• [REQUIREMENT] Could you repeat, unchanged, the lines below between the one containing "Identify all the" and the one containing "551, 380, 575]", inclusive?

• [STORED DATA]
• • • •

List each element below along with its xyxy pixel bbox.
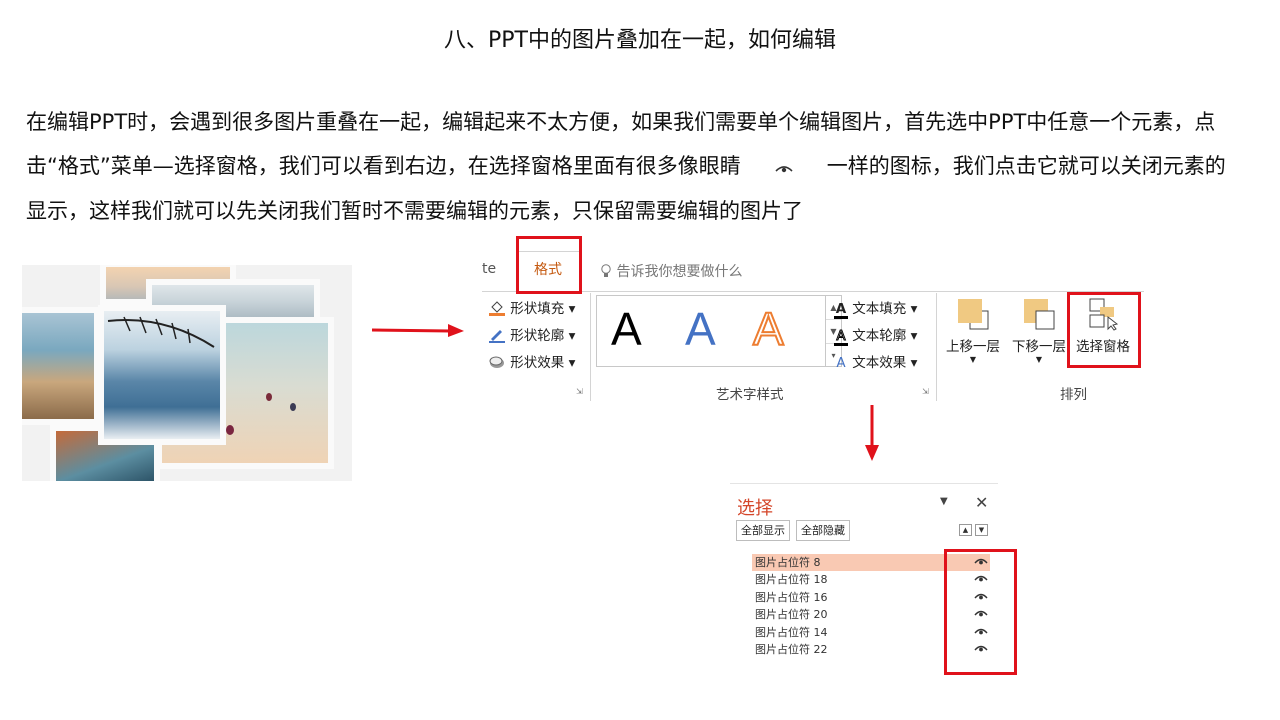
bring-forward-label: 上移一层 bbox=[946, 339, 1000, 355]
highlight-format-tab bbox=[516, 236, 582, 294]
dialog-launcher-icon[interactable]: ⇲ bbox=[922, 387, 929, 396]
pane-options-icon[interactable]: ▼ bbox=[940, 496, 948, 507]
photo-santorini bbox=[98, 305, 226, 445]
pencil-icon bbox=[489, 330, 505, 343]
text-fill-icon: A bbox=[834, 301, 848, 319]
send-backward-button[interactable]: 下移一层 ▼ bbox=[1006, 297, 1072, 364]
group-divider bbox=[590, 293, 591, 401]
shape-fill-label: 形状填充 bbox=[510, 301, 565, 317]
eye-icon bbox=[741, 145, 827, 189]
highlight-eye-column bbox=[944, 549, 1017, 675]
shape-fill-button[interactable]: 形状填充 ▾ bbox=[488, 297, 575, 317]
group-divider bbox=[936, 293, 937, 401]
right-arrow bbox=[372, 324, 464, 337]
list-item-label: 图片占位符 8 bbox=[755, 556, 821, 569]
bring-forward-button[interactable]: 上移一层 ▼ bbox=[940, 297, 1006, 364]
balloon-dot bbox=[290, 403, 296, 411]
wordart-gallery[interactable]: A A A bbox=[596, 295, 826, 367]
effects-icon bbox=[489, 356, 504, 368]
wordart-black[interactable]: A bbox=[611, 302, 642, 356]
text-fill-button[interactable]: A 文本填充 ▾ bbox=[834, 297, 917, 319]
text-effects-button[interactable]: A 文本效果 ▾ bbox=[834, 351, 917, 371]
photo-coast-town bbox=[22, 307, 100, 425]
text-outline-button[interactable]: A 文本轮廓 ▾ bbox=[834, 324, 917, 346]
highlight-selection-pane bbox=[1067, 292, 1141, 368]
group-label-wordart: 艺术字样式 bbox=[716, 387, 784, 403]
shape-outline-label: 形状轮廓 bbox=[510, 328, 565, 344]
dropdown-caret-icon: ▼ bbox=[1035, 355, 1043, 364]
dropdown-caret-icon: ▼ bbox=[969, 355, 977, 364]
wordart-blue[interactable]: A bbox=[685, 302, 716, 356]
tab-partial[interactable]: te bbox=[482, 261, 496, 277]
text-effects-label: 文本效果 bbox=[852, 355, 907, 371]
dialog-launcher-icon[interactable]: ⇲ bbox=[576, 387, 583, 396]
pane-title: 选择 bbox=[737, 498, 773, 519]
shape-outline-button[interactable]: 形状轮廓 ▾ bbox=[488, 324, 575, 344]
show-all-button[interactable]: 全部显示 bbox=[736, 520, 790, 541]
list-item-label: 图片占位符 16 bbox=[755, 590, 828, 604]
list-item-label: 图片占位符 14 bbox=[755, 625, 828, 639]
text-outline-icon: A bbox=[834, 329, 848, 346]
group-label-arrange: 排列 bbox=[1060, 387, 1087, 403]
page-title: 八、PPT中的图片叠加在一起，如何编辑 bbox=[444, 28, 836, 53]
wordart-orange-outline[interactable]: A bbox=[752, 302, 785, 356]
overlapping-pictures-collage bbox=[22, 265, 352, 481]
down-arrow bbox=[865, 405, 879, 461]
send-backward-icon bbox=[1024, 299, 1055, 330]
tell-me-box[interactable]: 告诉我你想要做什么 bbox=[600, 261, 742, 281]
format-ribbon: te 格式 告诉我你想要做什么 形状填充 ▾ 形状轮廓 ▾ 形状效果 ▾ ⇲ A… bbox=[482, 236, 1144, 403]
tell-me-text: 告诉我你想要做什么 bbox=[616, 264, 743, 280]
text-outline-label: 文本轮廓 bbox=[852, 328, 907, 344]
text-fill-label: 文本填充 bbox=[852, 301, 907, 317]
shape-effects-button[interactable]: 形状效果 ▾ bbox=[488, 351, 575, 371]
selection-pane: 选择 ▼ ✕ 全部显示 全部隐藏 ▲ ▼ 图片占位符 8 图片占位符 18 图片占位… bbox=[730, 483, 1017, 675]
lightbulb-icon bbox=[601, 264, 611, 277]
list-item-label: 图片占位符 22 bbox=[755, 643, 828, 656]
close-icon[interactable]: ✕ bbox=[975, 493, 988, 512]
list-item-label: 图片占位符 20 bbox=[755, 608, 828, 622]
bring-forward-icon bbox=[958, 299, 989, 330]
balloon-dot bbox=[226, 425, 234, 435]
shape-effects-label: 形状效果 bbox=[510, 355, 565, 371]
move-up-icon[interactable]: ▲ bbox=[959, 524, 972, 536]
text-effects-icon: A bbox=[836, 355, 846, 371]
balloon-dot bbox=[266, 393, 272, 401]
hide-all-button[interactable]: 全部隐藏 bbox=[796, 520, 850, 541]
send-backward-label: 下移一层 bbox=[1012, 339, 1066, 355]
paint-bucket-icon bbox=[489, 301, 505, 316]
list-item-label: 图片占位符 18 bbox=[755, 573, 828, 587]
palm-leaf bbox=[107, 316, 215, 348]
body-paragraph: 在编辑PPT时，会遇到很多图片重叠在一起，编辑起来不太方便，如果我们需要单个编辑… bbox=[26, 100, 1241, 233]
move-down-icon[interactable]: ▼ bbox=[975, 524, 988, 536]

• • • •

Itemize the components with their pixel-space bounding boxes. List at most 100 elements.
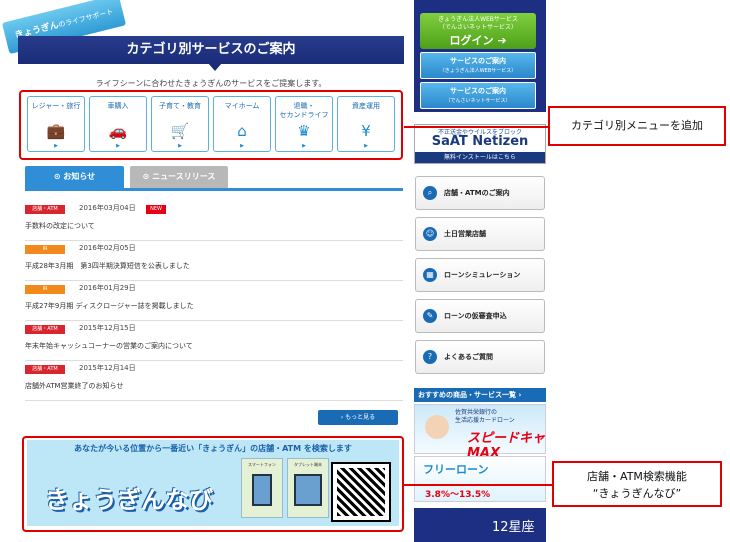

• • • •

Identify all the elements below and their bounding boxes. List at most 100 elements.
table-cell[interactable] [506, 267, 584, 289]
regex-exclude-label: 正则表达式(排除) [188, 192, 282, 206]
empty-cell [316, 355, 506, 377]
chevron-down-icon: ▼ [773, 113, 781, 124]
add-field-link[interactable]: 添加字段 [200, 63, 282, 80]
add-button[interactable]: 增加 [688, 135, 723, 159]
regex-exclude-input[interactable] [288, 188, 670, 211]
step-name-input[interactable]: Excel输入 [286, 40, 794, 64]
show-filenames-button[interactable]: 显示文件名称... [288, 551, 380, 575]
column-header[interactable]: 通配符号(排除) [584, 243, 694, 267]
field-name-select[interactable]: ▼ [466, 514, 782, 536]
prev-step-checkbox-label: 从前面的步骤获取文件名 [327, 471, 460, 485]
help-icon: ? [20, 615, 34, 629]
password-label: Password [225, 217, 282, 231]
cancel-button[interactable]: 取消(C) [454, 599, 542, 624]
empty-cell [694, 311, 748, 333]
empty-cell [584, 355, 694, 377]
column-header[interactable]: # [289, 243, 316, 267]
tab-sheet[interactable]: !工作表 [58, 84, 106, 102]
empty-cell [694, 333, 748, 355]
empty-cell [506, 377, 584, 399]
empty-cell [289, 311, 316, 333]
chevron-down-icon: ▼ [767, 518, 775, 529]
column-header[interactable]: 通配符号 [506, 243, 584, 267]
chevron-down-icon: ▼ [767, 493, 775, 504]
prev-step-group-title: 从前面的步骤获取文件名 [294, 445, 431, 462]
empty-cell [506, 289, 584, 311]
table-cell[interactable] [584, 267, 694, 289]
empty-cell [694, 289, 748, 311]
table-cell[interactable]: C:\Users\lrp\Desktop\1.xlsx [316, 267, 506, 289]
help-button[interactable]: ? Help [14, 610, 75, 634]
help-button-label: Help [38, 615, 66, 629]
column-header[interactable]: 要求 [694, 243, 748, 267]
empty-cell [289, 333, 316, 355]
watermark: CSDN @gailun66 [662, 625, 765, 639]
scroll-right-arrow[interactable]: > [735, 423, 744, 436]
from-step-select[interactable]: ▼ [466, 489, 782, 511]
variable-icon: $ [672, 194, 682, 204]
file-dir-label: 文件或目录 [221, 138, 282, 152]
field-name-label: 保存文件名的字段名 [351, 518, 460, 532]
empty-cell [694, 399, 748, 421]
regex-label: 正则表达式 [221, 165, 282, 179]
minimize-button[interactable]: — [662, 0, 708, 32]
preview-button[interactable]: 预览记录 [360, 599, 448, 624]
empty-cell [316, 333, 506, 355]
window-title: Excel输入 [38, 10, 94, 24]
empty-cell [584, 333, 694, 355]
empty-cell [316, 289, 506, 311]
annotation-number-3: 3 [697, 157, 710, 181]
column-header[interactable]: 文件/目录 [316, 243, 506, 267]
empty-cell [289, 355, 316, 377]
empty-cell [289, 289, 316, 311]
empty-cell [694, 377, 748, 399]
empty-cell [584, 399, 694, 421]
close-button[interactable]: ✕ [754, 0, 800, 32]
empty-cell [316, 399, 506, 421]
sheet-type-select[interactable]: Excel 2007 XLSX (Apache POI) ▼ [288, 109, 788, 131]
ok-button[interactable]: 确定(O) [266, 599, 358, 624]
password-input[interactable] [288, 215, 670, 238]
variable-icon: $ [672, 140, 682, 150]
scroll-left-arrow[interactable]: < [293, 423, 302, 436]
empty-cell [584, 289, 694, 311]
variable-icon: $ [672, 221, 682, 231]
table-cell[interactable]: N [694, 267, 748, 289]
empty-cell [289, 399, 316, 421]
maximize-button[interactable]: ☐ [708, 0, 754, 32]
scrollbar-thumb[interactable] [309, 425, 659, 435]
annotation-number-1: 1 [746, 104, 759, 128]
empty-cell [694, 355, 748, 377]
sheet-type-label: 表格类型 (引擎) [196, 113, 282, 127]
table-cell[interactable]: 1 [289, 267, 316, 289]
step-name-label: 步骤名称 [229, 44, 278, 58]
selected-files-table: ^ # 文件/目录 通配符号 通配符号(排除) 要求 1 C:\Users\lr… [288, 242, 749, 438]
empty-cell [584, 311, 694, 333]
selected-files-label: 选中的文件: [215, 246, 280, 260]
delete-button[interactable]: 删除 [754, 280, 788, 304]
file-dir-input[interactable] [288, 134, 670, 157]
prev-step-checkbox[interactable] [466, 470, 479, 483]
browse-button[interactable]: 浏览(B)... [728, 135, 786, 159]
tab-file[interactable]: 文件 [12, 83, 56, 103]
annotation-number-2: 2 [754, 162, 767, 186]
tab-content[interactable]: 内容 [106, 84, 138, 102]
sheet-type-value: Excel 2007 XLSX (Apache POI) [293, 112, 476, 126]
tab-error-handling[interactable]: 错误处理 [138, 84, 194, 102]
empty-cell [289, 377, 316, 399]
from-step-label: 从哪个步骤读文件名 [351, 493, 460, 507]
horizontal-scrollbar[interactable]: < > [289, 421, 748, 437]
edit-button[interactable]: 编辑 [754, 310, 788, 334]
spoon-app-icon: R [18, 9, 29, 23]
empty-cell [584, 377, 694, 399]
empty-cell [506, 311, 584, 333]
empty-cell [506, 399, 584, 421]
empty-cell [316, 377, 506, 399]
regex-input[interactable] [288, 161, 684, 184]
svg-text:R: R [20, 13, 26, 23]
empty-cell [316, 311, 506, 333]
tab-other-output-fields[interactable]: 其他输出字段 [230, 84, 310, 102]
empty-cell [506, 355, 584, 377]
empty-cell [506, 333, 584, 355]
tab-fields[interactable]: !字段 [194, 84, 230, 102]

• • • •

• [COMPLETE ANSWER]
Identify all the elements below and their bounding boxes. List at most 100 elements.
table-cell[interactable] [506, 267, 584, 289]
regex-exclude-label: 正则表达式(排除) [188, 192, 282, 206]
empty-cell [316, 355, 506, 377]
chevron-down-icon: ▼ [773, 113, 781, 124]
add-field-link[interactable]: 添加字段 [200, 63, 282, 80]
add-button[interactable]: 增加 [688, 135, 723, 159]
regex-exclude-input[interactable] [288, 188, 670, 211]
step-name-input[interactable]: Excel输入 [286, 40, 794, 64]
show-filenames-button[interactable]: 显示文件名称... [288, 551, 380, 575]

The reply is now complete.